→ **Dataset entries**

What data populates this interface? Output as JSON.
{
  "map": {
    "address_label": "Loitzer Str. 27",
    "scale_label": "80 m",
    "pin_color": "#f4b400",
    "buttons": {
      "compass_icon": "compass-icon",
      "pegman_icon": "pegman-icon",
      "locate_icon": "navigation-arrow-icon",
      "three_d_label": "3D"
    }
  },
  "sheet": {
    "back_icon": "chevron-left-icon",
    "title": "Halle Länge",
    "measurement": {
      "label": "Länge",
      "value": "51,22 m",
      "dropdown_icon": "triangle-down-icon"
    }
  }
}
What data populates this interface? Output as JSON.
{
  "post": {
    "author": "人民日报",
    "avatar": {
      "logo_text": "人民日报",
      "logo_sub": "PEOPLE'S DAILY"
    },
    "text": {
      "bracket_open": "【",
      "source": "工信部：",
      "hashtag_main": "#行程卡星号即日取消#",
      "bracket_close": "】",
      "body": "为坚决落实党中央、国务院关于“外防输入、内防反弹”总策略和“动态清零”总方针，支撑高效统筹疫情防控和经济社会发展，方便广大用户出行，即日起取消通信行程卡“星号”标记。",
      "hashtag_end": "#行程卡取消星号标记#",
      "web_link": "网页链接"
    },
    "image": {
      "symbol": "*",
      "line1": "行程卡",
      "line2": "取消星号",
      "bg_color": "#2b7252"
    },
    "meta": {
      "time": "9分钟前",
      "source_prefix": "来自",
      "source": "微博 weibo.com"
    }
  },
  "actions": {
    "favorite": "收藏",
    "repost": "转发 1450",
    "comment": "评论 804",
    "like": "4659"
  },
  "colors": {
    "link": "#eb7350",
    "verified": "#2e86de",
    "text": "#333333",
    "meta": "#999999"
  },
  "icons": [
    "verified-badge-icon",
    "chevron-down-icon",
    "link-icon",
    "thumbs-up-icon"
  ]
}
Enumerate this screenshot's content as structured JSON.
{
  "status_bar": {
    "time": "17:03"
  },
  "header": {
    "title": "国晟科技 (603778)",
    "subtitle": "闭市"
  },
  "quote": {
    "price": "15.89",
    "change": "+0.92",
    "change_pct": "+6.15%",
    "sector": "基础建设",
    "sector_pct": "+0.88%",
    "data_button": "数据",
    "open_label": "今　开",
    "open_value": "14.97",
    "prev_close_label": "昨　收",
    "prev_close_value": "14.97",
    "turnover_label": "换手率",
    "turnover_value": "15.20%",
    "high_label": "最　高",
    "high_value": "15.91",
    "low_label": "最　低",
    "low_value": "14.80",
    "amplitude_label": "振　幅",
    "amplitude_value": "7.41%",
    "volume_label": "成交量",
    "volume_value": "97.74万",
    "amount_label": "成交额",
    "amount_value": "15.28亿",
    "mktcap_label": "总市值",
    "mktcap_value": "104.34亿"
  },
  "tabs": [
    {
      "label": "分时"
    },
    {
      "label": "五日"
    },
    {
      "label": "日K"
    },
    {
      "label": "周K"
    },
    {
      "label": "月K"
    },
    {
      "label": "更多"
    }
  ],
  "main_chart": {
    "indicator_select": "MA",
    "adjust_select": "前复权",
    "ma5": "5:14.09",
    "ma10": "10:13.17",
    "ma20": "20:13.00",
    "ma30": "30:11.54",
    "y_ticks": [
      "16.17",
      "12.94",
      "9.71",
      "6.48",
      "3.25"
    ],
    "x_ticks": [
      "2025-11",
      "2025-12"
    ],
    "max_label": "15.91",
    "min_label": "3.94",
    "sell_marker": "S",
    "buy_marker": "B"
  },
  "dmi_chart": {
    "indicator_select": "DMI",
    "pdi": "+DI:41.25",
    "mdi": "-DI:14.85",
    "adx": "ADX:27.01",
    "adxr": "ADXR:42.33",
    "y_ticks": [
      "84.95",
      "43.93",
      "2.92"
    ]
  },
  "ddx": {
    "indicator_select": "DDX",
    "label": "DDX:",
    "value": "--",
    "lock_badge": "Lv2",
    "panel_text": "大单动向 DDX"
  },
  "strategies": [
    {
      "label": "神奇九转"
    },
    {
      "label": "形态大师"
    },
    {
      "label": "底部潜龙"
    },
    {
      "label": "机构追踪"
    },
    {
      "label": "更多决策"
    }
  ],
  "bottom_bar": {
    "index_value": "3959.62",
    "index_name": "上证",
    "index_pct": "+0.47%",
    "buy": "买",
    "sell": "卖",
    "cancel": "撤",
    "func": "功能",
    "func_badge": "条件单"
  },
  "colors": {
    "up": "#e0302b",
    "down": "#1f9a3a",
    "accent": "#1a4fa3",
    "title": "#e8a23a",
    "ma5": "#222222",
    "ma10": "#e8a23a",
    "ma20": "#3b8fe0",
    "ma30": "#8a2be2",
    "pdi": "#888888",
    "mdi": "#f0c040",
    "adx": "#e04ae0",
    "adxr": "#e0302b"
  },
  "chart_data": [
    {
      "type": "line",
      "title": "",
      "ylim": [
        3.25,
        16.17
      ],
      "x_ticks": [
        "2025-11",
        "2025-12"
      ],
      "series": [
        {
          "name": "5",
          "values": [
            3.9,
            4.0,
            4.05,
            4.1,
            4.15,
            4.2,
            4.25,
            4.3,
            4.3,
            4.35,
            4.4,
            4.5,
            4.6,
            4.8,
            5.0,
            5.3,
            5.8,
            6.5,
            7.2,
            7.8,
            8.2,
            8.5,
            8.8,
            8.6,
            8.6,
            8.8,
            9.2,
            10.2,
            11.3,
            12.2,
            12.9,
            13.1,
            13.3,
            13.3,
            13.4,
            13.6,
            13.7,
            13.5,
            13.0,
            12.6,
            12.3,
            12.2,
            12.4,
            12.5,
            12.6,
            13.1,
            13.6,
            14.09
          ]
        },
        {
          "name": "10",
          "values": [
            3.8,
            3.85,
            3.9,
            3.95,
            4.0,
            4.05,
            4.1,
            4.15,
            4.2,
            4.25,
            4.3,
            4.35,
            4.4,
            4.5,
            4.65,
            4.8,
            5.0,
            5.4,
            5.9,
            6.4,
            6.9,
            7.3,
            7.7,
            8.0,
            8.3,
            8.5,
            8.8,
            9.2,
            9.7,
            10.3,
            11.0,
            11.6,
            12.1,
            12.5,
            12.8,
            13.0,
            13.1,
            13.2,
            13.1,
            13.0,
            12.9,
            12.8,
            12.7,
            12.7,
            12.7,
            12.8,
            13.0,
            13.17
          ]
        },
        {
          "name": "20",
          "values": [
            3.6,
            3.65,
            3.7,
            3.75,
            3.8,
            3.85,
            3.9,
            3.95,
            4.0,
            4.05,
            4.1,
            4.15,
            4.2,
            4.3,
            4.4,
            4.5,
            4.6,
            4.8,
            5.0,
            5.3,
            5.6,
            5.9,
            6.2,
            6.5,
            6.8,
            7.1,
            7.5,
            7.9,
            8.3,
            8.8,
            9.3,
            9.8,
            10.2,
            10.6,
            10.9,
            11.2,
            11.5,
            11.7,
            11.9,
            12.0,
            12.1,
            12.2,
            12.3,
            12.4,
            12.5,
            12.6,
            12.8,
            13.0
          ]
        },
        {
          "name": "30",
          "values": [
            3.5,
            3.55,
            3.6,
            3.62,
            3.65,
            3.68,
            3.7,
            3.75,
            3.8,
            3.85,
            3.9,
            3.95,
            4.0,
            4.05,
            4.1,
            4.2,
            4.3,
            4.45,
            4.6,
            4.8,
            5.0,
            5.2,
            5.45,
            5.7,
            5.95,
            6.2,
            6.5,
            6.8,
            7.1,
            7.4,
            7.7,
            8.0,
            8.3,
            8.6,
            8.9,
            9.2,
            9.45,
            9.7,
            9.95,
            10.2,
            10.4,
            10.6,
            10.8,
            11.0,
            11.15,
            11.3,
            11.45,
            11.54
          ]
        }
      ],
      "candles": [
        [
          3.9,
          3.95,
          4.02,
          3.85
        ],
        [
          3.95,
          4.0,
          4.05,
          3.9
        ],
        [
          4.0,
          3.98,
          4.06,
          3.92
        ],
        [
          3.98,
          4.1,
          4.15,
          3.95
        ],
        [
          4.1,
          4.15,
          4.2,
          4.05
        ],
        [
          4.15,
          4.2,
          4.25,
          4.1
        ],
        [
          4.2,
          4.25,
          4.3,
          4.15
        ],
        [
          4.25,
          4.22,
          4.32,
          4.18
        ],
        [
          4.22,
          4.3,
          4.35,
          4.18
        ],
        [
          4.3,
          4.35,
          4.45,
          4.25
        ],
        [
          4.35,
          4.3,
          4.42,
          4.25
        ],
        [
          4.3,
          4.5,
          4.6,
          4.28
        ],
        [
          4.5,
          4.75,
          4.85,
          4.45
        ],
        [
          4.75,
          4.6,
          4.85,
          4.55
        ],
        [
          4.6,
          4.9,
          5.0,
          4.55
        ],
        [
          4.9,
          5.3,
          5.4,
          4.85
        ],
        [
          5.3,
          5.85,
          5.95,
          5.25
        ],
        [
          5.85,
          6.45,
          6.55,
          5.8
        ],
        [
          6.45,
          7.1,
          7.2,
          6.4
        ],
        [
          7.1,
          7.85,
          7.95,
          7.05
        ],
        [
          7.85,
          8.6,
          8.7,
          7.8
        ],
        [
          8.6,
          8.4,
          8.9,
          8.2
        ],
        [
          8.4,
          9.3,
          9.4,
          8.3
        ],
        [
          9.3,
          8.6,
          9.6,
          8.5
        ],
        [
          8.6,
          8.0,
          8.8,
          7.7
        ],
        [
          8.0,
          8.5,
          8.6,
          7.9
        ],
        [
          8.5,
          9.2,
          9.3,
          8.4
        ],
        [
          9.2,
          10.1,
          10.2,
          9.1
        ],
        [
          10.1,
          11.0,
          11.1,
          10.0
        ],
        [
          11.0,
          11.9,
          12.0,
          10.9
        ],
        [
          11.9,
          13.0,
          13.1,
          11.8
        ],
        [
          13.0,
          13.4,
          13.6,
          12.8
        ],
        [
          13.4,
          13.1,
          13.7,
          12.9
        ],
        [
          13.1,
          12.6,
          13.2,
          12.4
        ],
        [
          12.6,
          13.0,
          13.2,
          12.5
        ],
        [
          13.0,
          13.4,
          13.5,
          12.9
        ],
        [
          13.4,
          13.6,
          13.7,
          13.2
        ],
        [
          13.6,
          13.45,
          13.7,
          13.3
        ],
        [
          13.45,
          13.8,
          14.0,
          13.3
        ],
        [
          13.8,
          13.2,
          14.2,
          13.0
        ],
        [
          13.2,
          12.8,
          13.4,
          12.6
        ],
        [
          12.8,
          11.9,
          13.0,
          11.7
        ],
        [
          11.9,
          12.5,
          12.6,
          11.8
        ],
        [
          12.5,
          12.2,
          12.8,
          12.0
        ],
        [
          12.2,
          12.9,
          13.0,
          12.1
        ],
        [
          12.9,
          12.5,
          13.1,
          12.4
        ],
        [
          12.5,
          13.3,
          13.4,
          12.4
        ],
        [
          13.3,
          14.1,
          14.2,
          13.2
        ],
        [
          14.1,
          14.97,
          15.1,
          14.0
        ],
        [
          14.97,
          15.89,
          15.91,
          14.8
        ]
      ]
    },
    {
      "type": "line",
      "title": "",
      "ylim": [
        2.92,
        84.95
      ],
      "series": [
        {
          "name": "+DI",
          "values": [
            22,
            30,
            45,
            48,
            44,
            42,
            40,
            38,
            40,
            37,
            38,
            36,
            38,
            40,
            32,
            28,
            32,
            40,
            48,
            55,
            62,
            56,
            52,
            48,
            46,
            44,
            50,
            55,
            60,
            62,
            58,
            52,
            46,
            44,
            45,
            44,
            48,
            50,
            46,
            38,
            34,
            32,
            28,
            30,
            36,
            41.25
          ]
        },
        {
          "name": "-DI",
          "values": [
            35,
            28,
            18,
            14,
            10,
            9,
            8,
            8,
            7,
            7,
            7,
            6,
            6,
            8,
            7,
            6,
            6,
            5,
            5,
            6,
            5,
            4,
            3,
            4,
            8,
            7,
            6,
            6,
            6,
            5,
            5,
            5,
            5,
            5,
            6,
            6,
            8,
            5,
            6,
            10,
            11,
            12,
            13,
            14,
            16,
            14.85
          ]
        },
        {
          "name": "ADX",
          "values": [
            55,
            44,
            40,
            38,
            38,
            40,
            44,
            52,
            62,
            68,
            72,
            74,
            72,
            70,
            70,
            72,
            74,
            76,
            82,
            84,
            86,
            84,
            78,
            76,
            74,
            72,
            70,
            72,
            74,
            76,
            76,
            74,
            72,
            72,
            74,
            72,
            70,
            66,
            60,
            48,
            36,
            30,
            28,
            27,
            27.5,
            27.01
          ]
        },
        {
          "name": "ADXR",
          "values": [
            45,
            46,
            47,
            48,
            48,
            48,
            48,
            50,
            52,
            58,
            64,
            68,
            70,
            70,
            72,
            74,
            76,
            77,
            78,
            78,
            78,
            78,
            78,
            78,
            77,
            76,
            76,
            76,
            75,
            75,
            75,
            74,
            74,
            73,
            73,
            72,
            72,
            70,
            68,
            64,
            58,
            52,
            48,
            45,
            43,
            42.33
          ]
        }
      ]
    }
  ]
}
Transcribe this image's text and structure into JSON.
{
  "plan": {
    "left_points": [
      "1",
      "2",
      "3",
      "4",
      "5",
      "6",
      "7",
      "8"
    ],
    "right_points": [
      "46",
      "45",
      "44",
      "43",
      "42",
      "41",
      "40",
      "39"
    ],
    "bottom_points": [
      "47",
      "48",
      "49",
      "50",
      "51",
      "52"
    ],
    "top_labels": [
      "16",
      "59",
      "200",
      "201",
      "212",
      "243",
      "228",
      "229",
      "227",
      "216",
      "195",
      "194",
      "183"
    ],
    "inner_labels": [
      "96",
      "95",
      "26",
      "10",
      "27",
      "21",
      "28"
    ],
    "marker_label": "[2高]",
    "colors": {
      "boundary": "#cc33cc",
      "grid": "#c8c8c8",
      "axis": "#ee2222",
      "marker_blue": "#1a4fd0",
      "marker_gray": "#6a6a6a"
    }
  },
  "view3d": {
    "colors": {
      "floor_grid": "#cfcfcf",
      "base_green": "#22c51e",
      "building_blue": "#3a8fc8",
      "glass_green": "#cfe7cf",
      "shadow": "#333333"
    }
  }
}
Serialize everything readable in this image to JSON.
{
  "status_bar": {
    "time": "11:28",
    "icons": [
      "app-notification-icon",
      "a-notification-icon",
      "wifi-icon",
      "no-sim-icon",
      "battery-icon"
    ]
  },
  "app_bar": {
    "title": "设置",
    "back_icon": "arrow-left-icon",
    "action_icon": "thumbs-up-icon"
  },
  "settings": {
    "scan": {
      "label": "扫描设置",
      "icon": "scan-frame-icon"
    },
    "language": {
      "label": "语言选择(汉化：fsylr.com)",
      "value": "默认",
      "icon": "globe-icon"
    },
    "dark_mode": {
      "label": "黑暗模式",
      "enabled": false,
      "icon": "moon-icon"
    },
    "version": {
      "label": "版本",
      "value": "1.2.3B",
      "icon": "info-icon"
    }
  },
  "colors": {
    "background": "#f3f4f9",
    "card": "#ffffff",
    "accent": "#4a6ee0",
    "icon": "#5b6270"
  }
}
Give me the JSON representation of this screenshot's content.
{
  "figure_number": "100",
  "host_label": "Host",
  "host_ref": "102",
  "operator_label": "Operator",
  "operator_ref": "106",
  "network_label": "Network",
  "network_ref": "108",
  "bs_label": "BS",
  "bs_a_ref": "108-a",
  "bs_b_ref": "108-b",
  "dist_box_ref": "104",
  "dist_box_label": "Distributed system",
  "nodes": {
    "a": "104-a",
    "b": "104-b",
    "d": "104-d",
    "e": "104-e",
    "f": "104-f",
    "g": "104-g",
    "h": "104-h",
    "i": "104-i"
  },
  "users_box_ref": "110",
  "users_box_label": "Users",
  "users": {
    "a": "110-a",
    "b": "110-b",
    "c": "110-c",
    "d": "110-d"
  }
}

→ **What is expected**
Everything from the line with "Give me the" to the end of the listing above needs to be duplicated exactly, both end lines included, with nothing more.

→ **Task output**
Give me the JSON representation of this screenshot's content.
{
  "figure_number": "100",
  "host_label": "Host",
  "host_ref": "102",
  "operator_label": "Operator",
  "operator_ref": "106",
  "network_label": "Network",
  "network_ref": "108",
  "bs_label": "BS",
  "bs_a_ref": "108-a",
  "bs_b_ref": "108-b",
  "dist_box_ref": "104",
  "dist_box_label": "Distributed system",
  "nodes": {
    "a": "104-a",
    "b": "104-b",
    "d": "104-d",
    "e": "104-e",
    "f": "104-f",
    "g": "104-g",
    "h": "104-h",
    "i": "104-i"
  },
  "users_box_ref": "110",
  "users_box_label": "Users",
  "users": {
    "a": "110-a",
    "b": "110-b",
    "c": "110-c",
    "d": "110-d"
  }
}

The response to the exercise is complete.